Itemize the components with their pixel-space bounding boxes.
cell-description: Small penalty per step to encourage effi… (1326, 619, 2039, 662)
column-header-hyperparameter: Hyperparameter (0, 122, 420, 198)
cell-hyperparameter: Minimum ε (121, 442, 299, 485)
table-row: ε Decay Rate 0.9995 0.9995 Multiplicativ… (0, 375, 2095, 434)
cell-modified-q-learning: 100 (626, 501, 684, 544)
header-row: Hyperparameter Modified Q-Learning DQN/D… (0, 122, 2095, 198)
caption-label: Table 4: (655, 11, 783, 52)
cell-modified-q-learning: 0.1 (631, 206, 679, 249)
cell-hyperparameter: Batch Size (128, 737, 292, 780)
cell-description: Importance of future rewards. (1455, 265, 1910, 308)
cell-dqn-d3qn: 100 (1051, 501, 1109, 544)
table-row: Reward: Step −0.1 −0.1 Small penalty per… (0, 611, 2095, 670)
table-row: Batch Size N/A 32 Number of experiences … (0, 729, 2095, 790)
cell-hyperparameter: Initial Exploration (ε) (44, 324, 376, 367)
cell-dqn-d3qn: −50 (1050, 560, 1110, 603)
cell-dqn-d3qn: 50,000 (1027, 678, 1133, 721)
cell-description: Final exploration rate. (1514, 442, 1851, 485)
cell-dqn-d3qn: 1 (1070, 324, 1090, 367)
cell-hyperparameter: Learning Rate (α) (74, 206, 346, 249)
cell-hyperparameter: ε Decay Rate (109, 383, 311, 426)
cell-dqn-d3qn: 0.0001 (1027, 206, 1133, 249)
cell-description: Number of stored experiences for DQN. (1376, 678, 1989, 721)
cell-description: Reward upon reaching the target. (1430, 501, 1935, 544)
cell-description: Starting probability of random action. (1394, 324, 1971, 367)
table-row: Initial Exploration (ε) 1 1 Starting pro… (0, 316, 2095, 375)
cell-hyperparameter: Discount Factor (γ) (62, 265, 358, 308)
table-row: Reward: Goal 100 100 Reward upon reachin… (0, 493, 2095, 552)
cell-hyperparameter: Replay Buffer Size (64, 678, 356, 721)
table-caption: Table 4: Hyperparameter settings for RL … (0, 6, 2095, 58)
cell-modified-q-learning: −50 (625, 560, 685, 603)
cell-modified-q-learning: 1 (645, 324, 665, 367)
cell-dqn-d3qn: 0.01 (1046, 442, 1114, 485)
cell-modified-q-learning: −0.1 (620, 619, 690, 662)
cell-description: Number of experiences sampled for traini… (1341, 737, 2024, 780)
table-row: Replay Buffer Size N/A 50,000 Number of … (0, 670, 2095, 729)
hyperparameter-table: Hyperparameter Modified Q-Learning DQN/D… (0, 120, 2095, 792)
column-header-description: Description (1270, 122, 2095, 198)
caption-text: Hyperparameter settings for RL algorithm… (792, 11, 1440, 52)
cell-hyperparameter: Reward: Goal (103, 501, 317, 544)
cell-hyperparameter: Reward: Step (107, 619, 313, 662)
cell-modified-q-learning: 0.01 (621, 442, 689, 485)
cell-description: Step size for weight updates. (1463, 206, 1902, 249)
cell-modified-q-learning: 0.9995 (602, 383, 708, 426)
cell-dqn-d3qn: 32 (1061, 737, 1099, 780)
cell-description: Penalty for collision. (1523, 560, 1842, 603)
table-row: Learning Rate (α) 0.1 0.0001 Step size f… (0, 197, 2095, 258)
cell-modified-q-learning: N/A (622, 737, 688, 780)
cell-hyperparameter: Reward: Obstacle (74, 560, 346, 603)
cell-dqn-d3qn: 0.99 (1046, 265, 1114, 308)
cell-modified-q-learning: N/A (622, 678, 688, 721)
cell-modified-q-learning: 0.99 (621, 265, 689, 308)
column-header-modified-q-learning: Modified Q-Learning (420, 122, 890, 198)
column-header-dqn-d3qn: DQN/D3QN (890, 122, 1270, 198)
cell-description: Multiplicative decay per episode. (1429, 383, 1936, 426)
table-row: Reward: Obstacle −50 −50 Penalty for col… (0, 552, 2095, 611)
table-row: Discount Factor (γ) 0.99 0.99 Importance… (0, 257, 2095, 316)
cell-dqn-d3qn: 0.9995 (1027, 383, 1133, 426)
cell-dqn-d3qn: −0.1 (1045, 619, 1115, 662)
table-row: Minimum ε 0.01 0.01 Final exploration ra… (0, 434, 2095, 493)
* * *
> **Set problem**
Return the lines of the data word for word, beginning with the first line of the data and stopping after the line that contains "cell-hyperparameter: Minimum ε".

> **Answer below**
Itemize the components with their pixel-space bounding boxes.
cell-description: Small penalty per step to encourage effi… (1326, 619, 2039, 662)
column-header-hyperparameter: Hyperparameter (0, 122, 420, 198)
cell-hyperparameter: Minimum ε (121, 442, 299, 485)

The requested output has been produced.